- [Your task] Reproduce all the lines below exactly and omit the images.
## start Data in this exercise
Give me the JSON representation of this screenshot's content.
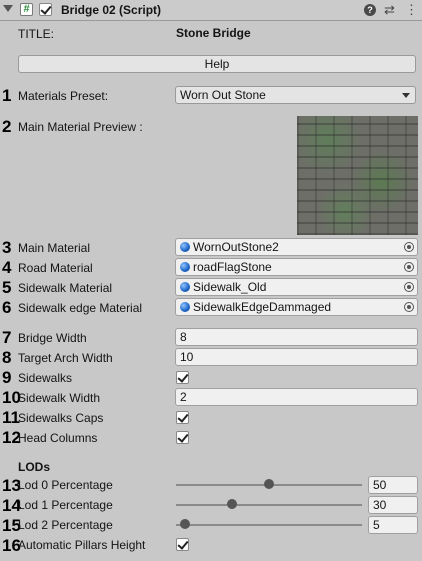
{
  "header": {
    "title": "Bridge 02 (Script)",
    "script_glyph": "#",
    "help_glyph": "?",
    "settings_glyph": "⇄",
    "more_glyph": "⋮"
  },
  "title_row": {
    "label": "TITLE:",
    "value": "Stone Bridge"
  },
  "help_button": "Help",
  "markers": [
    "1",
    "2",
    "3",
    "4",
    "5",
    "6",
    "7",
    "8",
    "9",
    "10",
    "11",
    "12",
    "13",
    "14",
    "15",
    "16"
  ],
  "materials_preset": {
    "label": "Materials Preset:",
    "value": "Worn Out Stone"
  },
  "preview": {
    "label": "Main Material Preview :"
  },
  "materials": [
    {
      "label": "Main Material",
      "value": "WornOutStone2"
    },
    {
      "label": "Road Material",
      "value": "roadFlagStone"
    },
    {
      "label": "Sidewalk Material",
      "value": "Sidewalk_Old"
    },
    {
      "label": "Sidewalk edge Material",
      "value": "SidewalkEdgeDammaged"
    }
  ],
  "bridge_width": {
    "label": "Bridge Width",
    "value": "8"
  },
  "target_arch_width": {
    "label": "Target Arch Width",
    "value": "10"
  },
  "sidewalks": {
    "label": "Sidewalks",
    "checked": true
  },
  "sidewalk_width": {
    "label": "Sidewalk Width",
    "value": "2"
  },
  "sidewalks_caps": {
    "label": "Sidewalks Caps",
    "checked": true
  },
  "head_columns": {
    "label": "Head Columns",
    "checked": true
  },
  "lods": {
    "heading": "LODs",
    "items": [
      {
        "label": "Lod 0 Percentage",
        "value": "50",
        "fraction": 0.5
      },
      {
        "label": "Lod 1 Percentage",
        "value": "30",
        "fraction": 0.3
      },
      {
        "label": "Lod 2 Percentage",
        "value": "5",
        "fraction": 0.05
      }
    ]
  },
  "automatic_pillars_height": {
    "label": "Automatic Pillars Height",
    "checked": true
  }
}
## end Data in this exercise
- [Output of the exercise]
Give me the JSON representation of this screenshot's content.
{
  "header": {
    "title": "Bridge 02 (Script)",
    "script_glyph": "#",
    "help_glyph": "?",
    "settings_glyph": "⇄",
    "more_glyph": "⋮"
  },
  "title_row": {
    "label": "TITLE:",
    "value": "Stone Bridge"
  },
  "help_button": "Help",
  "markers": [
    "1",
    "2",
    "3",
    "4",
    "5",
    "6",
    "7",
    "8",
    "9",
    "10",
    "11",
    "12",
    "13",
    "14",
    "15",
    "16"
  ],
  "materials_preset": {
    "label": "Materials Preset:",
    "value": "Worn Out Stone"
  },
  "preview": {
    "label": "Main Material Preview :"
  },
  "materials": [
    {
      "label": "Main Material",
      "value": "WornOutStone2"
    },
    {
      "label": "Road Material",
      "value": "roadFlagStone"
    },
    {
      "label": "Sidewalk Material",
      "value": "Sidewalk_Old"
    },
    {
      "label": "Sidewalk edge Material",
      "value": "SidewalkEdgeDammaged"
    }
  ],
  "bridge_width": {
    "label": "Bridge Width",
    "value": "8"
  },
  "target_arch_width": {
    "label": "Target Arch Width",
    "value": "10"
  },
  "sidewalks": {
    "label": "Sidewalks",
    "checked": true
  },
  "sidewalk_width": {
    "label": "Sidewalk Width",
    "value": "2"
  },
  "sidewalks_caps": {
    "label": "Sidewalks Caps",
    "checked": true
  },
  "head_columns": {
    "label": "Head Columns",
    "checked": true
  },
  "lods": {
    "heading": "LODs",
    "items": [
      {
        "label": "Lod 0 Percentage",
        "value": "50",
        "fraction": 0.5
      },
      {
        "label": "Lod 1 Percentage",
        "value": "30",
        "fraction": 0.3
      },
      {
        "label": "Lod 2 Percentage",
        "value": "5",
        "fraction": 0.05
      }
    ]
  },
  "automatic_pillars_height": {
    "label": "Automatic Pillars Height",
    "checked": true
  }
}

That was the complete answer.